— start —

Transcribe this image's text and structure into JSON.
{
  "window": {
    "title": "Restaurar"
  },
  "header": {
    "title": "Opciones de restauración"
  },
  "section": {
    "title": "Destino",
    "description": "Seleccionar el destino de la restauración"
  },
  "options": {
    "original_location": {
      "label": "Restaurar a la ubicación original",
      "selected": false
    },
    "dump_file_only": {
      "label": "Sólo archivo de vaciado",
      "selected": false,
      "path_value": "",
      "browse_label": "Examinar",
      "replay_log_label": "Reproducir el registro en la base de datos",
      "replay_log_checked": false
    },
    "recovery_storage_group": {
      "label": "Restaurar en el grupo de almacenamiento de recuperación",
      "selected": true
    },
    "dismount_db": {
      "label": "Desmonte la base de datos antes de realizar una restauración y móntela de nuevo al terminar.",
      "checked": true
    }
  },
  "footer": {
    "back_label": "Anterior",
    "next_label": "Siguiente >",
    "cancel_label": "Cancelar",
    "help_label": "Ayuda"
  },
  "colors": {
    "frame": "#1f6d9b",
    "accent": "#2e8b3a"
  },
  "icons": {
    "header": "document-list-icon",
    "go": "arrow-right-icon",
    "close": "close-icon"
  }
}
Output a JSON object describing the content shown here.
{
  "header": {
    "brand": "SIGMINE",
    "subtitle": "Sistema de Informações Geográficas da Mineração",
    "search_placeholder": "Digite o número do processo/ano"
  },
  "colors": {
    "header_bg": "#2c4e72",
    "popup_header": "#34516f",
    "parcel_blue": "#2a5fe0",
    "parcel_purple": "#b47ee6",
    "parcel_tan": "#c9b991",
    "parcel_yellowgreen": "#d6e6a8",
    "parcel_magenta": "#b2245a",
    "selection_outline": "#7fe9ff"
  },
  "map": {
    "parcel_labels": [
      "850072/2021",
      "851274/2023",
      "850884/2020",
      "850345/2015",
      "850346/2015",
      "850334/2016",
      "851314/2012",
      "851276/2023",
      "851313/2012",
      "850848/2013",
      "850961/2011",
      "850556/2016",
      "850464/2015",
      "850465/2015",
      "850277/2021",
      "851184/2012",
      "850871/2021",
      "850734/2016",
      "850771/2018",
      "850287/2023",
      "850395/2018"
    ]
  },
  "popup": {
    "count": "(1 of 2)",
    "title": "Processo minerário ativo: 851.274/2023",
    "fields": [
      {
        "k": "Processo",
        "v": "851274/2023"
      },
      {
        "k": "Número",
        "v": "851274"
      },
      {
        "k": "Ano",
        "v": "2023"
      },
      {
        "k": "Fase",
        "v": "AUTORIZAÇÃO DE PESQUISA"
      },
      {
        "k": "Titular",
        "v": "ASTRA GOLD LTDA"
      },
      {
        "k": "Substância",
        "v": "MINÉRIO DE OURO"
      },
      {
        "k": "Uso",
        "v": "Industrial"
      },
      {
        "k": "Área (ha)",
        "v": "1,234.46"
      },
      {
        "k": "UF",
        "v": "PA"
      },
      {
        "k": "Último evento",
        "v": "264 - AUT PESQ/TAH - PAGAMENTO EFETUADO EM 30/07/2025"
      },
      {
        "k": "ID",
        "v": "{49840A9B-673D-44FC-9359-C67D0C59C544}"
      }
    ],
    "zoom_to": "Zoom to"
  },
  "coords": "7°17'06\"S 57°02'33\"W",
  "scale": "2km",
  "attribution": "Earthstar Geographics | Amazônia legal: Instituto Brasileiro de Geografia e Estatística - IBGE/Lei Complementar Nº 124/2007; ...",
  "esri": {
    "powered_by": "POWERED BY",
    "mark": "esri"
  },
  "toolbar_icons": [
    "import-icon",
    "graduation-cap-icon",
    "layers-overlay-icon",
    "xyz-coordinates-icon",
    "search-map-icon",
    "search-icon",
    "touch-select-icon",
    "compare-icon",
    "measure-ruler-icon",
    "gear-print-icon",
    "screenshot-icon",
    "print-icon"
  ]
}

— end —

The task — Repeat the lines above exactly.

Response for this exercise —
Transcribe this image's text and structure into JSON.
{
  "window": {
    "title": "Restaurar"
  },
  "header": {
    "title": "Opciones de restauración"
  },
  "section": {
    "title": "Destino",
    "description": "Seleccionar el destino de la restauración"
  },
  "options": {
    "original_location": {
      "label": "Restaurar a la ubicación original",
      "selected": false
    },
    "dump_file_only": {
      "label": "Sólo archivo de vaciado",
      "selected": false,
      "path_value": "",
      "browse_label": "Examinar",
      "replay_log_label": "Reproducir el registro en la base de datos",
      "replay_log_checked": false
    },
    "recovery_storage_group": {
      "label": "Restaurar en el grupo de almacenamiento de recuperación",
      "selected": true
    },
    "dismount_db": {
      "label": "Desmonte la base de datos antes de realizar una restauración y móntela de nuevo al terminar.",
      "checked": true
    }
  },
  "footer": {
    "back_label": "Anterior",
    "next_label": "Siguiente >",
    "cancel_label": "Cancelar",
    "help_label": "Ayuda"
  },
  "colors": {
    "frame": "#1f6d9b",
    "accent": "#2e8b3a"
  },
  "icons": {
    "header": "document-list-icon",
    "go": "arrow-right-icon",
    "close": "close-icon"
  }
}
Output a JSON object describing the content shown here.
{
  "header": {
    "brand": "SIGMINE",
    "subtitle": "Sistema de Informações Geográficas da Mineração",
    "search_placeholder": "Digite o número do processo/ano"
  },
  "colors": {
    "header_bg": "#2c4e72",
    "popup_header": "#34516f",
    "parcel_blue": "#2a5fe0",
    "parcel_purple": "#b47ee6",
    "parcel_tan": "#c9b991",
    "parcel_yellowgreen": "#d6e6a8",
    "parcel_magenta": "#b2245a",
    "selection_outline": "#7fe9ff"
  },
  "map": {
    "parcel_labels": [
      "850072/2021",
      "851274/2023",
      "850884/2020",
      "850345/2015",
      "850346/2015",
      "850334/2016",
      "851314/2012",
      "851276/2023",
      "851313/2012",
      "850848/2013",
      "850961/2011",
      "850556/2016",
      "850464/2015",
      "850465/2015",
      "850277/2021",
      "851184/2012",
      "850871/2021",
      "850734/2016",
      "850771/2018",
      "850287/2023",
      "850395/2018"
    ]
  },
  "popup": {
    "count": "(1 of 2)",
    "title": "Processo minerário ativo: 851.274/2023",
    "fields": [
      {
        "k": "Processo",
        "v": "851274/2023"
      },
      {
        "k": "Número",
        "v": "851274"
      },
      {
        "k": "Ano",
        "v": "2023"
      },
      {
        "k": "Fase",
        "v": "AUTORIZAÇÃO DE PESQUISA"
      },
      {
        "k": "Titular",
        "v": "ASTRA GOLD LTDA"
      },
      {
        "k": "Substância",
        "v": "MINÉRIO DE OURO"
      },
      {
        "k": "Uso",
        "v": "Industrial"
      },
      {
        "k": "Área (ha)",
        "v": "1,234.46"
      },
      {
        "k": "UF",
        "v": "PA"
      },
      {
        "k": "Último evento",
        "v": "264 - AUT PESQ/TAH - PAGAMENTO EFETUADO EM 30/07/2025"
      },
      {
        "k": "ID",
        "v": "{49840A9B-673D-44FC-9359-C67D0C59C544}"
      }
    ],
    "zoom_to": "Zoom to"
  },
  "coords": "7°17'06\"S 57°02'33\"W",
  "scale": "2km",
  "attribution": "Earthstar Geographics | Amazônia legal: Instituto Brasileiro de Geografia e Estatística - IBGE/Lei Complementar Nº 124/2007; ...",
  "esri": {
    "powered_by": "POWERED BY",
    "mark": "esri"
  },
  "toolbar_icons": [
    "import-icon",
    "graduation-cap-icon",
    "layers-overlay-icon",
    "xyz-coordinates-icon",
    "search-map-icon",
    "search-icon",
    "touch-select-icon",
    "compare-icon",
    "measure-ruler-icon",
    "gear-print-icon",
    "screenshot-icon",
    "print-icon"
  ]
}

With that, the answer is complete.